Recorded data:
▼
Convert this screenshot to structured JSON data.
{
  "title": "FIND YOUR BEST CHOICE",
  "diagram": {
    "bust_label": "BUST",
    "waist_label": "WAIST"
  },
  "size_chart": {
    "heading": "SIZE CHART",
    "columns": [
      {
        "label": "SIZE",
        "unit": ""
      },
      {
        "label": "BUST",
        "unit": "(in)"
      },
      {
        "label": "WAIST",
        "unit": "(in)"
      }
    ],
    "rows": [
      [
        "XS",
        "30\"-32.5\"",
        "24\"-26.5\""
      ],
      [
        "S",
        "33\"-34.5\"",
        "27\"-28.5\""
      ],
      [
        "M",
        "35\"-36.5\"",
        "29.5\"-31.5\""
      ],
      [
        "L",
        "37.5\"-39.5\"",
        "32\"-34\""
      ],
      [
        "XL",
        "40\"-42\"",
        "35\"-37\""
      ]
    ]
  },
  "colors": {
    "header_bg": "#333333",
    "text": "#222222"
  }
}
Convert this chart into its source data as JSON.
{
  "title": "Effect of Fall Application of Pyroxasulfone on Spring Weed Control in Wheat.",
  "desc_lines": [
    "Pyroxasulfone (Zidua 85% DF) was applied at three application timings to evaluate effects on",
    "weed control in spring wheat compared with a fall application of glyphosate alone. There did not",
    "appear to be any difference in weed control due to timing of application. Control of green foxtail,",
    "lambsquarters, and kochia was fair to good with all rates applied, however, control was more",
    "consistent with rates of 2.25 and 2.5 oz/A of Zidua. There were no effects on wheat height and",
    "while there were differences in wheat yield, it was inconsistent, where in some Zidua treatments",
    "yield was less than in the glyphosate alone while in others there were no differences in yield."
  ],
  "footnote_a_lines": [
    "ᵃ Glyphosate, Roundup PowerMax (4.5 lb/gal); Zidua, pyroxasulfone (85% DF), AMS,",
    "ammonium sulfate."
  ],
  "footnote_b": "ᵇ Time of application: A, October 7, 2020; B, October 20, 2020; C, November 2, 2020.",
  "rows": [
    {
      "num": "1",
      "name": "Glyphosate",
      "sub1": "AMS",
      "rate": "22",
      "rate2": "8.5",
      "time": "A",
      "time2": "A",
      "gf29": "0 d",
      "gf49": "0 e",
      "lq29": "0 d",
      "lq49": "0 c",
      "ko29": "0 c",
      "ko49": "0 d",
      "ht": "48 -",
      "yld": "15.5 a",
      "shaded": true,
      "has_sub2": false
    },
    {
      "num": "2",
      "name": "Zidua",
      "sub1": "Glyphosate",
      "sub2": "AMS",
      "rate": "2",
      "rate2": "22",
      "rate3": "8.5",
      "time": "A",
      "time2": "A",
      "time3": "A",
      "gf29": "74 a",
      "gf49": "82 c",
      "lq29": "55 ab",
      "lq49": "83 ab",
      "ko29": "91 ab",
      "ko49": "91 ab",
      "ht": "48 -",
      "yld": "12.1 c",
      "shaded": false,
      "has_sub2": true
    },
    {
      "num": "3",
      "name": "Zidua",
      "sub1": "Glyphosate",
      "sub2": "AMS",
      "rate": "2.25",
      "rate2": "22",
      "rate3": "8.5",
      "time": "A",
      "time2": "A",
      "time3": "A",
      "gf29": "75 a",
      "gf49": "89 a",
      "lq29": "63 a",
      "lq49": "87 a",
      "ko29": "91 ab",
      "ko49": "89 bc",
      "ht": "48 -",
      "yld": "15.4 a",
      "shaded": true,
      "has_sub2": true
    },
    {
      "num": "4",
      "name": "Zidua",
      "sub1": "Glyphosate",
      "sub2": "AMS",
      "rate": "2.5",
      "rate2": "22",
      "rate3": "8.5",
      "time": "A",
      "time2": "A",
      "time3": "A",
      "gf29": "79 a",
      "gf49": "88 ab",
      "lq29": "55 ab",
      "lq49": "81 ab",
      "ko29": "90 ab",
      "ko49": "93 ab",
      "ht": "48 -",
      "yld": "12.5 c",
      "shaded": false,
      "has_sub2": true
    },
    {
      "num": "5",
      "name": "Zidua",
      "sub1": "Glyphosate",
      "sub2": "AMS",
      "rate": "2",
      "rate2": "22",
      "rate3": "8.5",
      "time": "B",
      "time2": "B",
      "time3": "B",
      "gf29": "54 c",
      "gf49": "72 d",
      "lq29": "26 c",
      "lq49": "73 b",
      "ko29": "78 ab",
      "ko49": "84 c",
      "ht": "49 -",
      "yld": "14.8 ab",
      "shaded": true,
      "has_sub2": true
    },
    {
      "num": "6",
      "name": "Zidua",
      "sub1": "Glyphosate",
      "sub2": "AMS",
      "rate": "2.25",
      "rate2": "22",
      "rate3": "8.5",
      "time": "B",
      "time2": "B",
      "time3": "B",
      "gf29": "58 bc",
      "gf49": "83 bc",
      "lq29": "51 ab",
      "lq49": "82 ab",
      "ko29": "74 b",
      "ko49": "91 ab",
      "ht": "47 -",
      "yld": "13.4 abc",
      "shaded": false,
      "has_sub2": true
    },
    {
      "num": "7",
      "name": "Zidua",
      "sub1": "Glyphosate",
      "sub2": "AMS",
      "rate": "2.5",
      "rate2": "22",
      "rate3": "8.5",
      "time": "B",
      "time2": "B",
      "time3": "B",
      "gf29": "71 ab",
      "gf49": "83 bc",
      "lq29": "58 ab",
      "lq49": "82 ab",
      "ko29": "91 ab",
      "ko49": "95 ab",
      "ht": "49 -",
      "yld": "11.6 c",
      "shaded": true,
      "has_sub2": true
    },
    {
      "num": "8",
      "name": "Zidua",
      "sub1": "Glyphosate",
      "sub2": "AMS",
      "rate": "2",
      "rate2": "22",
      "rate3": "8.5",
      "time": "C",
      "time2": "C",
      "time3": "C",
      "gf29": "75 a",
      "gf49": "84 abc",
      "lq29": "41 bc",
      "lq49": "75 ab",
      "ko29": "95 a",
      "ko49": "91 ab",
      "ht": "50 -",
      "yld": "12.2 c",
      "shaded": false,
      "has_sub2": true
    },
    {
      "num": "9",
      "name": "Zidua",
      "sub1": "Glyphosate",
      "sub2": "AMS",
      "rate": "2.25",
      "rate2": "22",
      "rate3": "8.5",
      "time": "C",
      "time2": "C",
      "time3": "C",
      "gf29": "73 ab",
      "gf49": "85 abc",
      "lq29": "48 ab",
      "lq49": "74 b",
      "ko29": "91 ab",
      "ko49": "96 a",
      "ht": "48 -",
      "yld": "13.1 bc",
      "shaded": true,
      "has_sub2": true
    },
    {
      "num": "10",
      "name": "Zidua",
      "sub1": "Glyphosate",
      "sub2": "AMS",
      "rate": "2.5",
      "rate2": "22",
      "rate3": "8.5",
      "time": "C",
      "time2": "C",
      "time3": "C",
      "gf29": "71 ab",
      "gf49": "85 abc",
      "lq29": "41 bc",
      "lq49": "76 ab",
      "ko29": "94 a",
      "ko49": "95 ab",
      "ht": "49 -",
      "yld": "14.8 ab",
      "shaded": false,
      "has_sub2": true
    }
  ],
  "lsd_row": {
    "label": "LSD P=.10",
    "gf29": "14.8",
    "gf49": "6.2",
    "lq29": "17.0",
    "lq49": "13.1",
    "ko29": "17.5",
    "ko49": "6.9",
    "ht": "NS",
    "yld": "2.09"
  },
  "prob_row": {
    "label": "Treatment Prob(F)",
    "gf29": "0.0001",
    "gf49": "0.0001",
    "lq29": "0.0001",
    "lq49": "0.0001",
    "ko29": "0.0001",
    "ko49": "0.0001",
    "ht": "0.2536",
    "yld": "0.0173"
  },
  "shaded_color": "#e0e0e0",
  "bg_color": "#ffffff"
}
▲
**Aim:** Emit the full listing verbatim.

**Result for this exercise:**
Convert this screenshot to structured JSON data.
{
  "title": "FIND YOUR BEST CHOICE",
  "diagram": {
    "bust_label": "BUST",
    "waist_label": "WAIST"
  },
  "size_chart": {
    "heading": "SIZE CHART",
    "columns": [
      {
        "label": "SIZE",
        "unit": ""
      },
      {
        "label": "BUST",
        "unit": "(in)"
      },
      {
        "label": "WAIST",
        "unit": "(in)"
      }
    ],
    "rows": [
      [
        "XS",
        "30\"-32.5\"",
        "24\"-26.5\""
      ],
      [
        "S",
        "33\"-34.5\"",
        "27\"-28.5\""
      ],
      [
        "M",
        "35\"-36.5\"",
        "29.5\"-31.5\""
      ],
      [
        "L",
        "37.5\"-39.5\"",
        "32\"-34\""
      ],
      [
        "XL",
        "40\"-42\"",
        "35\"-37\""
      ]
    ]
  },
  "colors": {
    "header_bg": "#333333",
    "text": "#222222"
  }
}
Convert this chart into its source data as JSON.
{
  "title": "Effect of Fall Application of Pyroxasulfone on Spring Weed Control in Wheat.",
  "desc_lines": [
    "Pyroxasulfone (Zidua 85% DF) was applied at three application timings to evaluate effects on",
    "weed control in spring wheat compared with a fall application of glyphosate alone. There did not",
    "appear to be any difference in weed control due to timing of application. Control of green foxtail,",
    "lambsquarters, and kochia was fair to good with all rates applied, however, control was more",
    "consistent with rates of 2.25 and 2.5 oz/A of Zidua. There were no effects on wheat height and",
    "while there were differences in wheat yield, it was inconsistent, where in some Zidua treatments",
    "yield was less than in the glyphosate alone while in others there were no differences in yield."
  ],
  "footnote_a_lines": [
    "ᵃ Glyphosate, Roundup PowerMax (4.5 lb/gal); Zidua, pyroxasulfone (85% DF), AMS,",
    "ammonium sulfate."
  ],
  "footnote_b": "ᵇ Time of application: A, October 7, 2020; B, October 20, 2020; C, November 2, 2020.",
  "rows": [
    {
      "num": "1",
      "name": "Glyphosate",
      "sub1": "AMS",
      "rate": "22",
      "rate2": "8.5",
      "time": "A",
      "time2": "A",
      "gf29": "0 d",
      "gf49": "0 e",
      "lq29": "0 d",
      "lq49": "0 c",
      "ko29": "0 c",
      "ko49": "0 d",
      "ht": "48 -",
      "yld": "15.5 a",
      "shaded": true,
      "has_sub2": false
    },
    {
      "num": "2",
      "name": "Zidua",
      "sub1": "Glyphosate",
      "sub2": "AMS",
      "rate": "2",
      "rate2": "22",
      "rate3": "8.5",
      "time": "A",
      "time2": "A",
      "time3": "A",
      "gf29": "74 a",
      "gf49": "82 c",
      "lq29": "55 ab",
      "lq49": "83 ab",
      "ko29": "91 ab",
      "ko49": "91 ab",
      "ht": "48 -",
      "yld": "12.1 c",
      "shaded": false,
      "has_sub2": true
    },
    {
      "num": "3",
      "name": "Zidua",
      "sub1": "Glyphosate",
      "sub2": "AMS",
      "rate": "2.25",
      "rate2": "22",
      "rate3": "8.5",
      "time": "A",
      "time2": "A",
      "time3": "A",
      "gf29": "75 a",
      "gf49": "89 a",
      "lq29": "63 a",
      "lq49": "87 a",
      "ko29": "91 ab",
      "ko49": "89 bc",
      "ht": "48 -",
      "yld": "15.4 a",
      "shaded": true,
      "has_sub2": true
    },
    {
      "num": "4",
      "name": "Zidua",
      "sub1": "Glyphosate",
      "sub2": "AMS",
      "rate": "2.5",
      "rate2": "22",
      "rate3": "8.5",
      "time": "A",
      "time2": "A",
      "time3": "A",
      "gf29": "79 a",
      "gf49": "88 ab",
      "lq29": "55 ab",
      "lq49": "81 ab",
      "ko29": "90 ab",
      "ko49": "93 ab",
      "ht": "48 -",
      "yld": "12.5 c",
      "shaded": false,
      "has_sub2": true
    },
    {
      "num": "5",
      "name": "Zidua",
      "sub1": "Glyphosate",
      "sub2": "AMS",
      "rate": "2",
      "rate2": "22",
      "rate3": "8.5",
      "time": "B",
      "time2": "B",
      "time3": "B",
      "gf29": "54 c",
      "gf49": "72 d",
      "lq29": "26 c",
      "lq49": "73 b",
      "ko29": "78 ab",
      "ko49": "84 c",
      "ht": "49 -",
      "yld": "14.8 ab",
      "shaded": true,
      "has_sub2": true
    },
    {
      "num": "6",
      "name": "Zidua",
      "sub1": "Glyphosate",
      "sub2": "AMS",
      "rate": "2.25",
      "rate2": "22",
      "rate3": "8.5",
      "time": "B",
      "time2": "B",
      "time3": "B",
      "gf29": "58 bc",
      "gf49": "83 bc",
      "lq29": "51 ab",
      "lq49": "82 ab",
      "ko29": "74 b",
      "ko49": "91 ab",
      "ht": "47 -",
      "yld": "13.4 abc",
      "shaded": false,
      "has_sub2": true
    },
    {
      "num": "7",
      "name": "Zidua",
      "sub1": "Glyphosate",
      "sub2": "AMS",
      "rate": "2.5",
      "rate2": "22",
      "rate3": "8.5",
      "time": "B",
      "time2": "B",
      "time3": "B",
      "gf29": "71 ab",
      "gf49": "83 bc",
      "lq29": "58 ab",
      "lq49": "82 ab",
      "ko29": "91 ab",
      "ko49": "95 ab",
      "ht": "49 -",
      "yld": "11.6 c",
      "shaded": true,
      "has_sub2": true
    },
    {
      "num": "8",
      "name": "Zidua",
      "sub1": "Glyphosate",
      "sub2": "AMS",
      "rate": "2",
      "rate2": "22",
      "rate3": "8.5",
      "time": "C",
      "time2": "C",
      "time3": "C",
      "gf29": "75 a",
      "gf49": "84 abc",
      "lq29": "41 bc",
      "lq49": "75 ab",
      "ko29": "95 a",
      "ko49": "91 ab",
      "ht": "50 -",
      "yld": "12.2 c",
      "shaded": false,
      "has_sub2": true
    },
    {
      "num": "9",
      "name": "Zidua",
      "sub1": "Glyphosate",
      "sub2": "AMS",
      "rate": "2.25",
      "rate2": "22",
      "rate3": "8.5",
      "time": "C",
      "time2": "C",
      "time3": "C",
      "gf29": "73 ab",
      "gf49": "85 abc",
      "lq29": "48 ab",
      "lq49": "74 b",
      "ko29": "91 ab",
      "ko49": "96 a",
      "ht": "48 -",
      "yld": "13.1 bc",
      "shaded": true,
      "has_sub2": true
    },
    {
      "num": "10",
      "name": "Zidua",
      "sub1": "Glyphosate",
      "sub2": "AMS",
      "rate": "2.5",
      "rate2": "22",
      "rate3": "8.5",
      "time": "C",
      "time2": "C",
      "time3": "C",
      "gf29": "71 ab",
      "gf49": "85 abc",
      "lq29": "41 bc",
      "lq49": "76 ab",
      "ko29": "94 a",
      "ko49": "95 ab",
      "ht": "49 -",
      "yld": "14.8 ab",
      "shaded": false,
      "has_sub2": true
    }
  ],
  "lsd_row": {
    "label": "LSD P=.10",
    "gf29": "14.8",
    "gf49": "6.2",
    "lq29": "17.0",
    "lq49": "13.1",
    "ko29": "17.5",
    "ko49": "6.9",
    "ht": "NS",
    "yld": "2.09"
  },
  "prob_row": {
    "label": "Treatment Prob(F)",
    "gf29": "0.0001",
    "gf49": "0.0001",
    "lq29": "0.0001",
    "lq49": "0.0001",
    "ko29": "0.0001",
    "ko49": "0.0001",
    "ht": "0.2536",
    "yld": "0.0173"
  },
  "shaded_color": "#e0e0e0",
  "bg_color": "#ffffff"
}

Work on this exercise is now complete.